- _DIRECTIONS FOR THIS TASK_: Exclude the pictures and repeat all of the data exactly.

Saved data entries
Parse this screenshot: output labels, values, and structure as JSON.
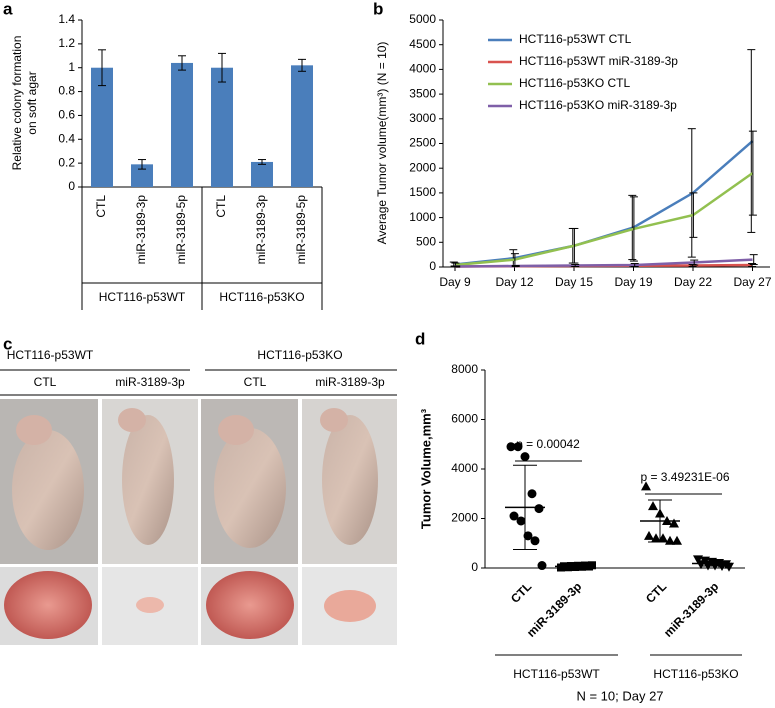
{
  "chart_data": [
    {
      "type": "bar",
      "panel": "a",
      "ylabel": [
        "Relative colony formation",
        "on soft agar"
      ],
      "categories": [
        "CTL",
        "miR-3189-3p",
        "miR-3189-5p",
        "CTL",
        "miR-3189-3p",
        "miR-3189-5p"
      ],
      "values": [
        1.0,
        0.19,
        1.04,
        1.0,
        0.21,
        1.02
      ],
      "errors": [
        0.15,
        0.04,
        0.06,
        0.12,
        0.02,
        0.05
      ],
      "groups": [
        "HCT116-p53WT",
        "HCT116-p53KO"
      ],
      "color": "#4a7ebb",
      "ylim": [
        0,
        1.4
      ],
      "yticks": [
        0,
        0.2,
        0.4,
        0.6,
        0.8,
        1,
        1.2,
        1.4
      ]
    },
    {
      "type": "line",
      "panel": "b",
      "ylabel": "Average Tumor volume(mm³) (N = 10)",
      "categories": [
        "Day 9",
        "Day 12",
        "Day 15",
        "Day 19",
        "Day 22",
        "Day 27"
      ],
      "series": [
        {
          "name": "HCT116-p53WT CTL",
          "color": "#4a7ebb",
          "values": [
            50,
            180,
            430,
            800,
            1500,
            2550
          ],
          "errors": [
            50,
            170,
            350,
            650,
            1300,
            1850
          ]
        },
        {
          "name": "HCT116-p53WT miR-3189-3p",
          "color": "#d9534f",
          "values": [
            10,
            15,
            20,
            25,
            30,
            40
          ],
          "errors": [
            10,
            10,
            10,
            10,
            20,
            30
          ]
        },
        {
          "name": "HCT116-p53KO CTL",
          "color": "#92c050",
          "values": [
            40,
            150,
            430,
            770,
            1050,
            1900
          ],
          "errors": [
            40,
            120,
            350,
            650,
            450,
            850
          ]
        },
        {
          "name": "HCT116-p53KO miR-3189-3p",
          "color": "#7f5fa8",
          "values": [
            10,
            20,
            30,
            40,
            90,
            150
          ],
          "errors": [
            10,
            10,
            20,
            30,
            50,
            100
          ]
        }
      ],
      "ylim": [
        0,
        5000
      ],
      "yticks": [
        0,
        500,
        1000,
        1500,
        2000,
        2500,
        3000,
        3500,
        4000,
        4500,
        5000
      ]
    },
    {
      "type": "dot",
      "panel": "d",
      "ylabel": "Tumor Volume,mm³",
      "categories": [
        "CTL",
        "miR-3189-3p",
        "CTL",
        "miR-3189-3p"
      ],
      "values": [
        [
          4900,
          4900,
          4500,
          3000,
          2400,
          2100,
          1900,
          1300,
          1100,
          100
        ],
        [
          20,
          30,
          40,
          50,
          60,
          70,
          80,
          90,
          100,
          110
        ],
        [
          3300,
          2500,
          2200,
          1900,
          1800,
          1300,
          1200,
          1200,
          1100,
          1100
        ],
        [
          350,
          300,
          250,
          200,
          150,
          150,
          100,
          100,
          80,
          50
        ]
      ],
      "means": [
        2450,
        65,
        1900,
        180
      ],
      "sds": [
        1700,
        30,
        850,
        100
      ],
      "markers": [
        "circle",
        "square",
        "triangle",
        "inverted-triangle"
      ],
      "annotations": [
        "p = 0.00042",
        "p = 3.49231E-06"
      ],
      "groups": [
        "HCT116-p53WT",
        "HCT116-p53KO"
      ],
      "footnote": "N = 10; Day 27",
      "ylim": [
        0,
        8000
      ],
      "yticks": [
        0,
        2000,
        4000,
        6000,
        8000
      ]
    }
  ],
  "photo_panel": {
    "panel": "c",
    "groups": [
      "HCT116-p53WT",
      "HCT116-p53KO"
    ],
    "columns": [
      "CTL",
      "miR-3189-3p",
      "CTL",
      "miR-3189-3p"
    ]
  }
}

- _YOUR RESPONSE_:
Parse this screenshot: output labels, values, and structure as JSON.
{
  "chart_data": [
    {
      "type": "bar",
      "panel": "a",
      "ylabel": [
        "Relative colony formation",
        "on soft agar"
      ],
      "categories": [
        "CTL",
        "miR-3189-3p",
        "miR-3189-5p",
        "CTL",
        "miR-3189-3p",
        "miR-3189-5p"
      ],
      "values": [
        1.0,
        0.19,
        1.04,
        1.0,
        0.21,
        1.02
      ],
      "errors": [
        0.15,
        0.04,
        0.06,
        0.12,
        0.02,
        0.05
      ],
      "groups": [
        "HCT116-p53WT",
        "HCT116-p53KO"
      ],
      "color": "#4a7ebb",
      "ylim": [
        0,
        1.4
      ],
      "yticks": [
        0,
        0.2,
        0.4,
        0.6,
        0.8,
        1,
        1.2,
        1.4
      ]
    },
    {
      "type": "line",
      "panel": "b",
      "ylabel": "Average Tumor volume(mm³) (N = 10)",
      "categories": [
        "Day 9",
        "Day 12",
        "Day 15",
        "Day 19",
        "Day 22",
        "Day 27"
      ],
      "series": [
        {
          "name": "HCT116-p53WT CTL",
          "color": "#4a7ebb",
          "values": [
            50,
            180,
            430,
            800,
            1500,
            2550
          ],
          "errors": [
            50,
            170,
            350,
            650,
            1300,
            1850
          ]
        },
        {
          "name": "HCT116-p53WT miR-3189-3p",
          "color": "#d9534f",
          "values": [
            10,
            15,
            20,
            25,
            30,
            40
          ],
          "errors": [
            10,
            10,
            10,
            10,
            20,
            30
          ]
        },
        {
          "name": "HCT116-p53KO CTL",
          "color": "#92c050",
          "values": [
            40,
            150,
            430,
            770,
            1050,
            1900
          ],
          "errors": [
            40,
            120,
            350,
            650,
            450,
            850
          ]
        },
        {
          "name": "HCT116-p53KO miR-3189-3p",
          "color": "#7f5fa8",
          "values": [
            10,
            20,
            30,
            40,
            90,
            150
          ],
          "errors": [
            10,
            10,
            20,
            30,
            50,
            100
          ]
        }
      ],
      "ylim": [
        0,
        5000
      ],
      "yticks": [
        0,
        500,
        1000,
        1500,
        2000,
        2500,
        3000,
        3500,
        4000,
        4500,
        5000
      ]
    },
    {
      "type": "dot",
      "panel": "d",
      "ylabel": "Tumor Volume,mm³",
      "categories": [
        "CTL",
        "miR-3189-3p",
        "CTL",
        "miR-3189-3p"
      ],
      "values": [
        [
          4900,
          4900,
          4500,
          3000,
          2400,
          2100,
          1900,
          1300,
          1100,
          100
        ],
        [
          20,
          30,
          40,
          50,
          60,
          70,
          80,
          90,
          100,
          110
        ],
        [
          3300,
          2500,
          2200,
          1900,
          1800,
          1300,
          1200,
          1200,
          1100,
          1100
        ],
        [
          350,
          300,
          250,
          200,
          150,
          150,
          100,
          100,
          80,
          50
        ]
      ],
      "means": [
        2450,
        65,
        1900,
        180
      ],
      "sds": [
        1700,
        30,
        850,
        100
      ],
      "markers": [
        "circle",
        "square",
        "triangle",
        "inverted-triangle"
      ],
      "annotations": [
        "p = 0.00042",
        "p = 3.49231E-06"
      ],
      "groups": [
        "HCT116-p53WT",
        "HCT116-p53KO"
      ],
      "footnote": "N = 10; Day 27",
      "ylim": [
        0,
        8000
      ],
      "yticks": [
        0,
        2000,
        4000,
        6000,
        8000
      ]
    }
  ],
  "photo_panel": {
    "panel": "c",
    "groups": [
      "HCT116-p53WT",
      "HCT116-p53KO"
    ],
    "columns": [
      "CTL",
      "miR-3189-3p",
      "CTL",
      "miR-3189-3p"
    ]
  }
}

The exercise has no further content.